Given problem. Count how many lines contain the word "องการเคล". Please give only the number.

☆ ☆ ☆ ☆

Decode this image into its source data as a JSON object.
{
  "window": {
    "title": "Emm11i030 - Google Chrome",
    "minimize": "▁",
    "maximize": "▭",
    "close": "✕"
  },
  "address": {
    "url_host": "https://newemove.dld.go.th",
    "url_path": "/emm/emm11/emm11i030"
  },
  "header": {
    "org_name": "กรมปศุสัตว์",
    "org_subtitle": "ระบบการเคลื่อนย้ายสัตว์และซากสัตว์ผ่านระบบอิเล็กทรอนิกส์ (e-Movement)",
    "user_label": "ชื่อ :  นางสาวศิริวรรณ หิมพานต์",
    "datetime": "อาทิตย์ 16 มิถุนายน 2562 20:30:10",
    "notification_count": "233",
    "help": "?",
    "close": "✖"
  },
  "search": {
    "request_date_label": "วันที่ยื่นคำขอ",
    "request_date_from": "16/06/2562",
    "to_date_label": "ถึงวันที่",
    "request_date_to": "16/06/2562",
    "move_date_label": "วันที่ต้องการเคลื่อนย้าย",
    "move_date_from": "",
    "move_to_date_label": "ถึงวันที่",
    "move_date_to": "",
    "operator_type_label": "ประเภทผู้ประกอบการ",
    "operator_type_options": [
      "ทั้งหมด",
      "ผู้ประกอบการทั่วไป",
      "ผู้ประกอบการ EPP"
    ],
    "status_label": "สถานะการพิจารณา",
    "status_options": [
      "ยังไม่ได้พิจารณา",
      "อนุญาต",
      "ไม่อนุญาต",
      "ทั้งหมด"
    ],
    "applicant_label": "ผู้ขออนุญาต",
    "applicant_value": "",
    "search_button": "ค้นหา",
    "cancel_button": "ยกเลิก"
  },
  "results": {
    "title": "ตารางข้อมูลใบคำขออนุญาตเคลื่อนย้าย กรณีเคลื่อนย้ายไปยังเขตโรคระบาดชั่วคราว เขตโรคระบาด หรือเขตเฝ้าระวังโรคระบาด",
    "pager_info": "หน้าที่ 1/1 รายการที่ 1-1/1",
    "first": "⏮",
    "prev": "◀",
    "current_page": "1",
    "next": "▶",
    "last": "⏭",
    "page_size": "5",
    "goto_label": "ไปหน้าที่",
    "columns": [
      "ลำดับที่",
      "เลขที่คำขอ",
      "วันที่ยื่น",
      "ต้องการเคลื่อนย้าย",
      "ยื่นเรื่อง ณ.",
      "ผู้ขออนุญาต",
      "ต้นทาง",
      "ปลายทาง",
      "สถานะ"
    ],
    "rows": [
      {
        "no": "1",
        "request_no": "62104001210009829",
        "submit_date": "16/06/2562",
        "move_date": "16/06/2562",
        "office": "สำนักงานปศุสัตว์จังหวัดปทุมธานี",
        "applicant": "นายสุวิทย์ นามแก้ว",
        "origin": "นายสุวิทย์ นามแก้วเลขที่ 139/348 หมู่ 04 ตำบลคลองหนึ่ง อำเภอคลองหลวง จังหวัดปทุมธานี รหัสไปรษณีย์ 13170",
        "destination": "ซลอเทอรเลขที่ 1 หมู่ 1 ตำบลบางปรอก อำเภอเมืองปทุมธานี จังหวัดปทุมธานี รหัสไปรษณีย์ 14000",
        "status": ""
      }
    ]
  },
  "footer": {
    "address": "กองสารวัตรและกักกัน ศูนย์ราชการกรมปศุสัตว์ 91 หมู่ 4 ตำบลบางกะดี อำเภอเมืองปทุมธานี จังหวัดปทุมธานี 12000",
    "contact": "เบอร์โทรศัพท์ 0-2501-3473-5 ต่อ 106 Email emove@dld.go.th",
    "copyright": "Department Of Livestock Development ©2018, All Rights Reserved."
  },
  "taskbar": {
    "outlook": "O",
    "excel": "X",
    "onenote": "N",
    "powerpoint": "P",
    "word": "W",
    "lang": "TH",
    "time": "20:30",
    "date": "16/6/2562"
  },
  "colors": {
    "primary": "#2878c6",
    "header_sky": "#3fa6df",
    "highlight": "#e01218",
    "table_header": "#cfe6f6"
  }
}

☆ ☆ ☆ ☆

Right answer. 2